**Short task**
Include in the output the line containing "Type out the text in this image." and each subsequent line of the records, through the end, transcribed exactly. Add nothing else.

**Given entries**
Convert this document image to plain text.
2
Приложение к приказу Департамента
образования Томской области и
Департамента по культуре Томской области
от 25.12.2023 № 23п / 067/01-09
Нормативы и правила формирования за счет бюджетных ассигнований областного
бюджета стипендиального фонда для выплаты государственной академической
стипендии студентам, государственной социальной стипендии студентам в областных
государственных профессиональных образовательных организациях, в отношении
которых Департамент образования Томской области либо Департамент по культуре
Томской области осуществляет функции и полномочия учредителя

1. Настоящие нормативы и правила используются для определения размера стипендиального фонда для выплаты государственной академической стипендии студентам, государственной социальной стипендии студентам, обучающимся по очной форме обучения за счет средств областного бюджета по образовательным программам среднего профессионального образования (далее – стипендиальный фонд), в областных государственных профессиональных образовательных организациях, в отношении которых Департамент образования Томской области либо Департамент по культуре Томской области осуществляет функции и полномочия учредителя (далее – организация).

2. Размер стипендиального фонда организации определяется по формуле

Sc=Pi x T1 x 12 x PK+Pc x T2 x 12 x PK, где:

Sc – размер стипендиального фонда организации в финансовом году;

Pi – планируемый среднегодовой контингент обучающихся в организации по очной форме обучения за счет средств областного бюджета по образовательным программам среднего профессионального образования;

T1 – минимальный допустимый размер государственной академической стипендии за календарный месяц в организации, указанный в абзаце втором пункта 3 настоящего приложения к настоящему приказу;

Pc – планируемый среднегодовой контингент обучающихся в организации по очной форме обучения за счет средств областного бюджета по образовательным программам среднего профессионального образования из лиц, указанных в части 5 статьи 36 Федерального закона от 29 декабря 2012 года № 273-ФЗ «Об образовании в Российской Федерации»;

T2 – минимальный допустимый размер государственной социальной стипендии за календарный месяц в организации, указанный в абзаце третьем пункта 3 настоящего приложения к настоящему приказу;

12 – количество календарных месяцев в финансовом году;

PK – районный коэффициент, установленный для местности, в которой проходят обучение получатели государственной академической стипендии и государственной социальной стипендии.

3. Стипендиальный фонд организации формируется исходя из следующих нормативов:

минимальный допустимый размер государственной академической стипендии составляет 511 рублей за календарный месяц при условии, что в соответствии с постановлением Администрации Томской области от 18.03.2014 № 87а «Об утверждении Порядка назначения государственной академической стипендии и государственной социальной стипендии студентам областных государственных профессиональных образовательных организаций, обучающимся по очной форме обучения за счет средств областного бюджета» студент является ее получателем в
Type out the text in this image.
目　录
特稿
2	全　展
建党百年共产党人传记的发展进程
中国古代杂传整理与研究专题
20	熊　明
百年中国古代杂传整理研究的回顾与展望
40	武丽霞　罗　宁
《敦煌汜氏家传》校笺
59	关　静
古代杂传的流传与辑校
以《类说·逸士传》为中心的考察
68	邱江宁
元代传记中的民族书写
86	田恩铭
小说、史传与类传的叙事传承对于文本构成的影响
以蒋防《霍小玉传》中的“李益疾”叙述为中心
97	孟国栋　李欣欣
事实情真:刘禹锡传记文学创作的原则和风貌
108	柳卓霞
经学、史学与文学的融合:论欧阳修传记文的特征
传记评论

**Finished task**
Type out the text in this image.
目　录
特稿
2	全　展
建党百年共产党人传记的发展进程
中国古代杂传整理与研究专题
20	熊　明
百年中国古代杂传整理研究的回顾与展望
40	武丽霞　罗　宁
《敦煌汜氏家传》校笺
59	关　静
古代杂传的流传与辑校
以《类说·逸士传》为中心的考察
68	邱江宁
元代传记中的民族书写
86	田恩铭
小说、史传与类传的叙事传承对于文本构成的影响
以蒋防《霍小玉传》中的“李益疾”叙述为中心
97	孟国栋　李欣欣
事实情真:刘禹锡传记文学创作的原则和风貌
108	柳卓霞
经学、史学与文学的融合:论欧阳修传记文的特征
传记评论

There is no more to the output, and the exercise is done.